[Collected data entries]

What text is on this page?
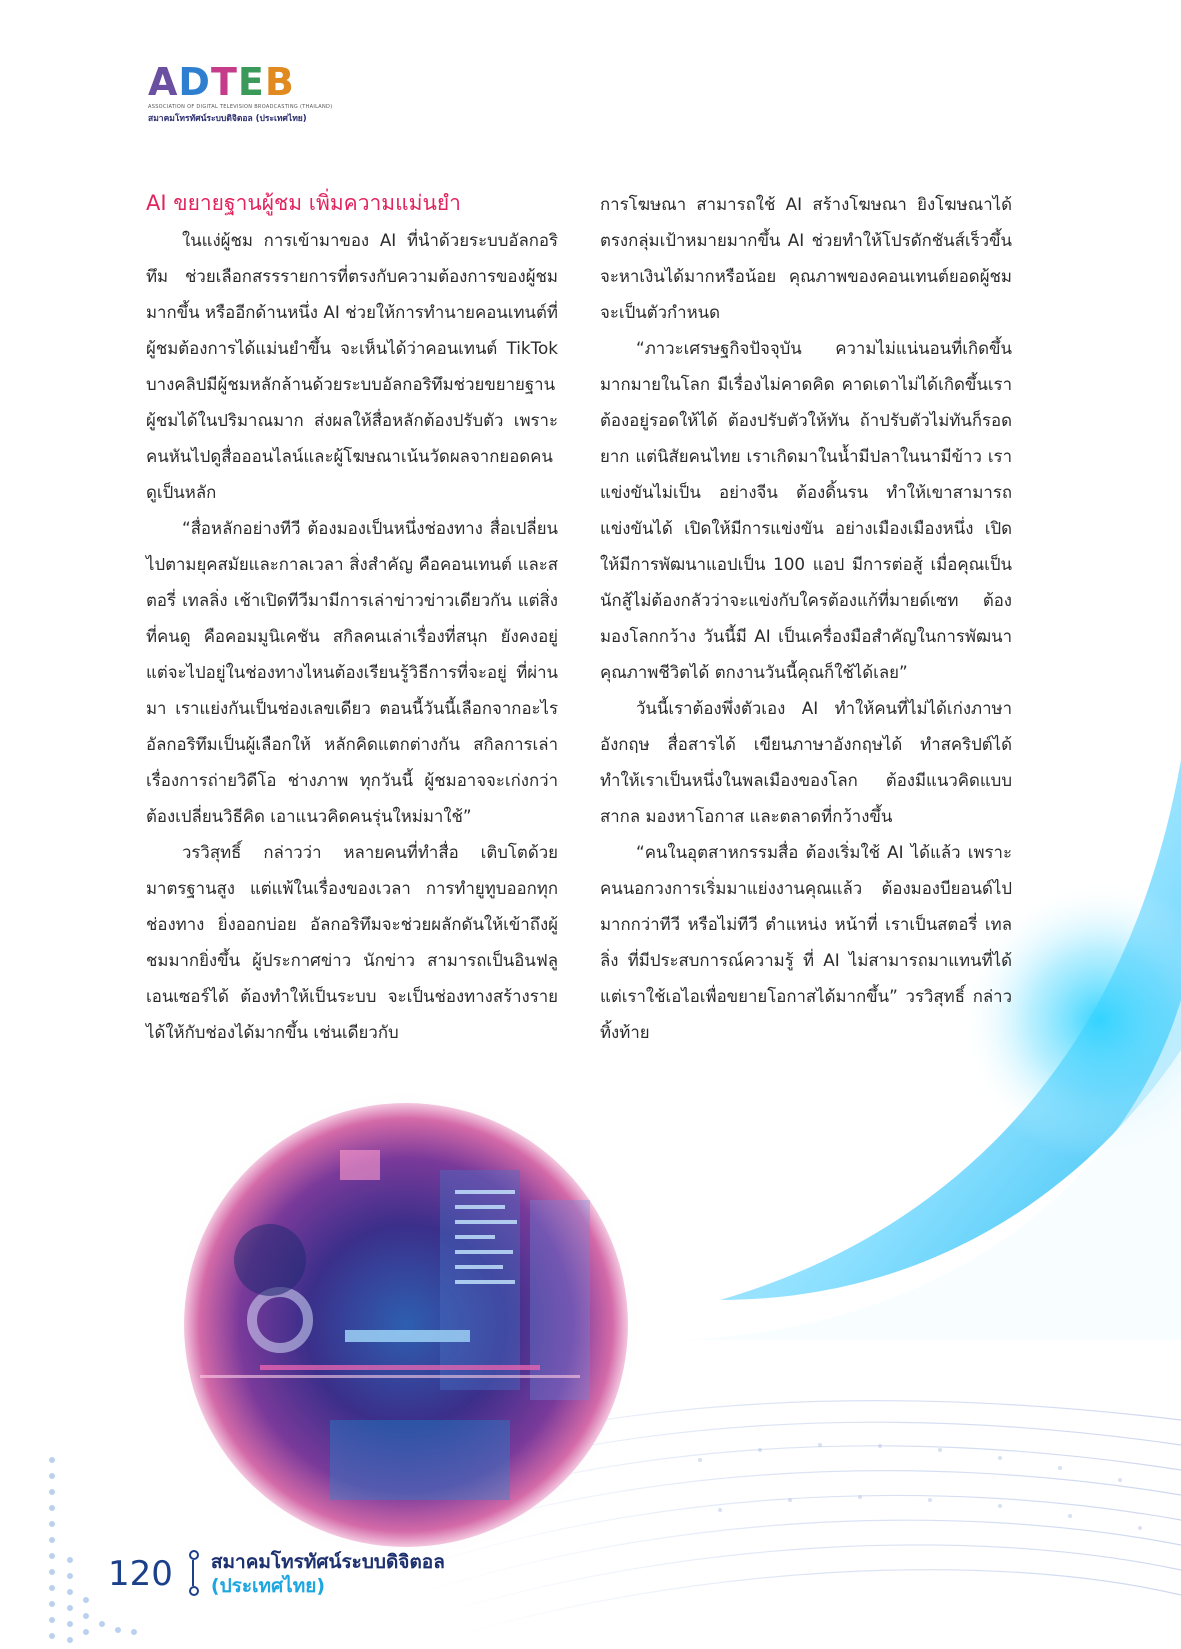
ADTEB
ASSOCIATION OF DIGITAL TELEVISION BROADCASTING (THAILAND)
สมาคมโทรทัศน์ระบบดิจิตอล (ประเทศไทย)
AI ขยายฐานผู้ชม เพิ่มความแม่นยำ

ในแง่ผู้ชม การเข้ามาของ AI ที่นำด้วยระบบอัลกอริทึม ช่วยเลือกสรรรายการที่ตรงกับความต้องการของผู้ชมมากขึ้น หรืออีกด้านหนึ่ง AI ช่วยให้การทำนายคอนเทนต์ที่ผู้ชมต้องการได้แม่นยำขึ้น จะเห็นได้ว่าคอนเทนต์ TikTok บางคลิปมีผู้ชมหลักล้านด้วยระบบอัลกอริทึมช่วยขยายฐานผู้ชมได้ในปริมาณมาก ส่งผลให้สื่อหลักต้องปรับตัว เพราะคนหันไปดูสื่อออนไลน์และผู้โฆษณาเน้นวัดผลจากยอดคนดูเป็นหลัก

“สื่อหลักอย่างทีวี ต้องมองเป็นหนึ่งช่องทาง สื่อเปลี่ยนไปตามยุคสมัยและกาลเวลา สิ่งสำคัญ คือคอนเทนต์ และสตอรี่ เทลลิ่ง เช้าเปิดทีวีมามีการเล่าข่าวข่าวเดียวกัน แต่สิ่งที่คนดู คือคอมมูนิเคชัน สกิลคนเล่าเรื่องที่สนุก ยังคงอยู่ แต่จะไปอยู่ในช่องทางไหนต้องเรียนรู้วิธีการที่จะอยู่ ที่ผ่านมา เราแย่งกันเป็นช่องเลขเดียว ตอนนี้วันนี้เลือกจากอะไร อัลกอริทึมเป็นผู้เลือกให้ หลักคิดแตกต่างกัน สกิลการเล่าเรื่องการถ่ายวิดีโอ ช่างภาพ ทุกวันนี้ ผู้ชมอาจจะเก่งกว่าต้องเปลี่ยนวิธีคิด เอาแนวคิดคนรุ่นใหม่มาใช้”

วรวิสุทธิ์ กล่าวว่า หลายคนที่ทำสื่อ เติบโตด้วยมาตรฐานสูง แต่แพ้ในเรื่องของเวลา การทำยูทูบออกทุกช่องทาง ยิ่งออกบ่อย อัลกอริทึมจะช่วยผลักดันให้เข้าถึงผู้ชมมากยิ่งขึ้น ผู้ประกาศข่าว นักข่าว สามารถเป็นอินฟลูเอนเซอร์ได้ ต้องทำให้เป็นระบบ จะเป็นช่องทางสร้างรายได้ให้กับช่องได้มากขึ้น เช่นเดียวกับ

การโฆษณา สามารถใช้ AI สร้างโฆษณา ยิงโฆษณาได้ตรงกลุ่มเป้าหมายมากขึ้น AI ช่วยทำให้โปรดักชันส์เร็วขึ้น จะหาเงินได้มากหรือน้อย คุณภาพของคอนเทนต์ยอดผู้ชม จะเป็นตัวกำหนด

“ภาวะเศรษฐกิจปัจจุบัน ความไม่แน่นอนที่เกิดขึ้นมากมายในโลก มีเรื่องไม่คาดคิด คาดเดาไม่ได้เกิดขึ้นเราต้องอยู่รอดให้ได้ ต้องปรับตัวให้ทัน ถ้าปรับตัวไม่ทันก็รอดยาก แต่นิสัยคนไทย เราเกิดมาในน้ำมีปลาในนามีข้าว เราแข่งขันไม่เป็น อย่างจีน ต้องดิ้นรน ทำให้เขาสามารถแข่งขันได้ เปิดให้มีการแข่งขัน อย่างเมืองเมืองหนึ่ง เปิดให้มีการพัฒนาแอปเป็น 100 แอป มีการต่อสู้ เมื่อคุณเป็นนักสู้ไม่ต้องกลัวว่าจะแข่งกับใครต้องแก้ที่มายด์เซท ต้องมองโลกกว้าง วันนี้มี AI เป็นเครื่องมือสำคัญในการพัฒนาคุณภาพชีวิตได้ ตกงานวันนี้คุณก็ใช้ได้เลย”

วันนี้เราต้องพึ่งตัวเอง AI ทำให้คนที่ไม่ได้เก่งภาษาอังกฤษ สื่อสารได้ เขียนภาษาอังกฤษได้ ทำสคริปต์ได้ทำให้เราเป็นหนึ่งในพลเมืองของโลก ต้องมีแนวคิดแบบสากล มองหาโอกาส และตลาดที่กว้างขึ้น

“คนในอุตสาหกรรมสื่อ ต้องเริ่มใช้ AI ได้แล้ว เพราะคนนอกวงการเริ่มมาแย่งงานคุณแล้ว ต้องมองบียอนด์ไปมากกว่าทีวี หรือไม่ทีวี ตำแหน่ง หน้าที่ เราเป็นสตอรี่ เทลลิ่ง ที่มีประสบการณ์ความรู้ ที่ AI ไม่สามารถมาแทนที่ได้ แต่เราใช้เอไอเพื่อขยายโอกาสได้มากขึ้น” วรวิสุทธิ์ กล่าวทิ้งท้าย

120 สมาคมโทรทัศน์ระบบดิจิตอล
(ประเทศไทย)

# WHAT YOU ARE ASKED TO DO
Each record above must be returned exactly as written, with its pictures omitted.

# RESULT BELOW
What text is on this page?
ADTEB
ASSOCIATION OF DIGITAL TELEVISION BROADCASTING (THAILAND)
สมาคมโทรทัศน์ระบบดิจิตอล (ประเทศไทย)
AI ขยายฐานผู้ชม เพิ่มความแม่นยำ

ในแง่ผู้ชม การเข้ามาของ AI ที่นำด้วยระบบอัลกอริทึม ช่วยเลือกสรรรายการที่ตรงกับความต้องการของผู้ชมมากขึ้น หรืออีกด้านหนึ่ง AI ช่วยให้การทำนายคอนเทนต์ที่ผู้ชมต้องการได้แม่นยำขึ้น จะเห็นได้ว่าคอนเทนต์ TikTok บางคลิปมีผู้ชมหลักล้านด้วยระบบอัลกอริทึมช่วยขยายฐานผู้ชมได้ในปริมาณมาก ส่งผลให้สื่อหลักต้องปรับตัว เพราะคนหันไปดูสื่อออนไลน์และผู้โฆษณาเน้นวัดผลจากยอดคนดูเป็นหลัก

“สื่อหลักอย่างทีวี ต้องมองเป็นหนึ่งช่องทาง สื่อเปลี่ยนไปตามยุคสมัยและกาลเวลา สิ่งสำคัญ คือคอนเทนต์ และสตอรี่ เทลลิ่ง เช้าเปิดทีวีมามีการเล่าข่าวข่าวเดียวกัน แต่สิ่งที่คนดู คือคอมมูนิเคชัน สกิลคนเล่าเรื่องที่สนุก ยังคงอยู่ แต่จะไปอยู่ในช่องทางไหนต้องเรียนรู้วิธีการที่จะอยู่ ที่ผ่านมา เราแย่งกันเป็นช่องเลขเดียว ตอนนี้วันนี้เลือกจากอะไร อัลกอริทึมเป็นผู้เลือกให้ หลักคิดแตกต่างกัน สกิลการเล่าเรื่องการถ่ายวิดีโอ ช่างภาพ ทุกวันนี้ ผู้ชมอาจจะเก่งกว่าต้องเปลี่ยนวิธีคิด เอาแนวคิดคนรุ่นใหม่มาใช้”

วรวิสุทธิ์ กล่าวว่า หลายคนที่ทำสื่อ เติบโตด้วยมาตรฐานสูง แต่แพ้ในเรื่องของเวลา การทำยูทูบออกทุกช่องทาง ยิ่งออกบ่อย อัลกอริทึมจะช่วยผลักดันให้เข้าถึงผู้ชมมากยิ่งขึ้น ผู้ประกาศข่าว นักข่าว สามารถเป็นอินฟลูเอนเซอร์ได้ ต้องทำให้เป็นระบบ จะเป็นช่องทางสร้างรายได้ให้กับช่องได้มากขึ้น เช่นเดียวกับ

การโฆษณา สามารถใช้ AI สร้างโฆษณา ยิงโฆษณาได้ตรงกลุ่มเป้าหมายมากขึ้น AI ช่วยทำให้โปรดักชันส์เร็วขึ้น จะหาเงินได้มากหรือน้อย คุณภาพของคอนเทนต์ยอดผู้ชม จะเป็นตัวกำหนด

“ภาวะเศรษฐกิจปัจจุบัน ความไม่แน่นอนที่เกิดขึ้นมากมายในโลก มีเรื่องไม่คาดคิด คาดเดาไม่ได้เกิดขึ้นเราต้องอยู่รอดให้ได้ ต้องปรับตัวให้ทัน ถ้าปรับตัวไม่ทันก็รอดยาก แต่นิสัยคนไทย เราเกิดมาในน้ำมีปลาในนามีข้าว เราแข่งขันไม่เป็น อย่างจีน ต้องดิ้นรน ทำให้เขาสามารถแข่งขันได้ เปิดให้มีการแข่งขัน อย่างเมืองเมืองหนึ่ง เปิดให้มีการพัฒนาแอปเป็น 100 แอป มีการต่อสู้ เมื่อคุณเป็นนักสู้ไม่ต้องกลัวว่าจะแข่งกับใครต้องแก้ที่มายด์เซท ต้องมองโลกกว้าง วันนี้มี AI เป็นเครื่องมือสำคัญในการพัฒนาคุณภาพชีวิตได้ ตกงานวันนี้คุณก็ใช้ได้เลย”

วันนี้เราต้องพึ่งตัวเอง AI ทำให้คนที่ไม่ได้เก่งภาษาอังกฤษ สื่อสารได้ เขียนภาษาอังกฤษได้ ทำสคริปต์ได้ทำให้เราเป็นหนึ่งในพลเมืองของโลก ต้องมีแนวคิดแบบสากล มองหาโอกาส และตลาดที่กว้างขึ้น

“คนในอุตสาหกรรมสื่อ ต้องเริ่มใช้ AI ได้แล้ว เพราะคนนอกวงการเริ่มมาแย่งงานคุณแล้ว ต้องมองบียอนด์ไปมากกว่าทีวี หรือไม่ทีวี ตำแหน่ง หน้าที่ เราเป็นสตอรี่ เทลลิ่ง ที่มีประสบการณ์ความรู้ ที่ AI ไม่สามารถมาแทนที่ได้ แต่เราใช้เอไอเพื่อขยายโอกาสได้มากขึ้น” วรวิสุทธิ์ กล่าวทิ้งท้าย

120 สมาคมโทรทัศน์ระบบดิจิตอล
(ประเทศไทย)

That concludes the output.